*Stated problem*:
Print all of the data exactly as written.

*Supplied material*:

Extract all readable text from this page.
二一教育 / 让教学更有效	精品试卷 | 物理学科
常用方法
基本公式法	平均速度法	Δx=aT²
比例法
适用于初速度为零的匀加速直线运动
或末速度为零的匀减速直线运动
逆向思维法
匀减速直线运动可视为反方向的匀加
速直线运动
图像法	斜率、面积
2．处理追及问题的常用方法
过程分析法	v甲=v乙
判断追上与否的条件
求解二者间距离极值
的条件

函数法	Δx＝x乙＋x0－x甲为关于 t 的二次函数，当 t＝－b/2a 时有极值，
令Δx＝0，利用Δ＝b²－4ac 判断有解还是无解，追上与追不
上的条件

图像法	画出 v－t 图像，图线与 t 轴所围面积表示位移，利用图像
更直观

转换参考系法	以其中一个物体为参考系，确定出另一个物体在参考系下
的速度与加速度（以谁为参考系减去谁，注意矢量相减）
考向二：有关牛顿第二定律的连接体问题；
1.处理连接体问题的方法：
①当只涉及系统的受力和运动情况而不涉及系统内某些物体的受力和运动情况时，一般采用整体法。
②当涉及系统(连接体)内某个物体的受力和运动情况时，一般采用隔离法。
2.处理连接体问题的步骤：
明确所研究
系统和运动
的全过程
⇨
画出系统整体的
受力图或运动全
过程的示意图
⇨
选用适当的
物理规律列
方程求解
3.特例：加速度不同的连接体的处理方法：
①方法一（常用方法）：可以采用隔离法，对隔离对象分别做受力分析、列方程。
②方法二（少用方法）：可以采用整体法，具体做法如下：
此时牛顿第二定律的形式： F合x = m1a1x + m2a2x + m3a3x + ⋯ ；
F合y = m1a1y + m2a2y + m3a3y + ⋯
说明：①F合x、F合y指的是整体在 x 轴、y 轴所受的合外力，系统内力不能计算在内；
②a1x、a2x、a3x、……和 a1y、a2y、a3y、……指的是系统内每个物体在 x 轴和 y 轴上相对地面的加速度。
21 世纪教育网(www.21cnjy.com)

*Correct answer*:
Extract all readable text from this page.
二一教育 / 让教学更有效	精品试卷 | 物理学科
常用方法
基本公式法	平均速度法	Δx=aT²
比例法
适用于初速度为零的匀加速直线运动
或末速度为零的匀减速直线运动
逆向思维法
匀减速直线运动可视为反方向的匀加
速直线运动
图像法	斜率、面积
2．处理追及问题的常用方法
过程分析法	v甲=v乙
判断追上与否的条件
求解二者间距离极值
的条件

函数法	Δx＝x乙＋x0－x甲为关于 t 的二次函数，当 t＝－b/2a 时有极值，
令Δx＝0，利用Δ＝b²－4ac 判断有解还是无解，追上与追不
上的条件

图像法	画出 v－t 图像，图线与 t 轴所围面积表示位移，利用图像
更直观

转换参考系法	以其中一个物体为参考系，确定出另一个物体在参考系下
的速度与加速度（以谁为参考系减去谁，注意矢量相减）
考向二：有关牛顿第二定律的连接体问题；
1.处理连接体问题的方法：
①当只涉及系统的受力和运动情况而不涉及系统内某些物体的受力和运动情况时，一般采用整体法。
②当涉及系统(连接体)内某个物体的受力和运动情况时，一般采用隔离法。
2.处理连接体问题的步骤：
明确所研究
系统和运动
的全过程
⇨
画出系统整体的
受力图或运动全
过程的示意图
⇨
选用适当的
物理规律列
方程求解
3.特例：加速度不同的连接体的处理方法：
①方法一（常用方法）：可以采用隔离法，对隔离对象分别做受力分析、列方程。
②方法二（少用方法）：可以采用整体法，具体做法如下：
此时牛顿第二定律的形式： F合x = m1a1x + m2a2x + m3a3x + ⋯ ；
F合y = m1a1y + m2a2y + m3a3y + ⋯
说明：①F合x、F合y指的是整体在 x 轴、y 轴所受的合外力，系统内力不能计算在内；
②a1x、a2x、a3x、……和 a1y、a2y、a3y、……指的是系统内每个物体在 x 轴和 y 轴上相对地面的加速度。
21 世纪教育网(www.21cnjy.com)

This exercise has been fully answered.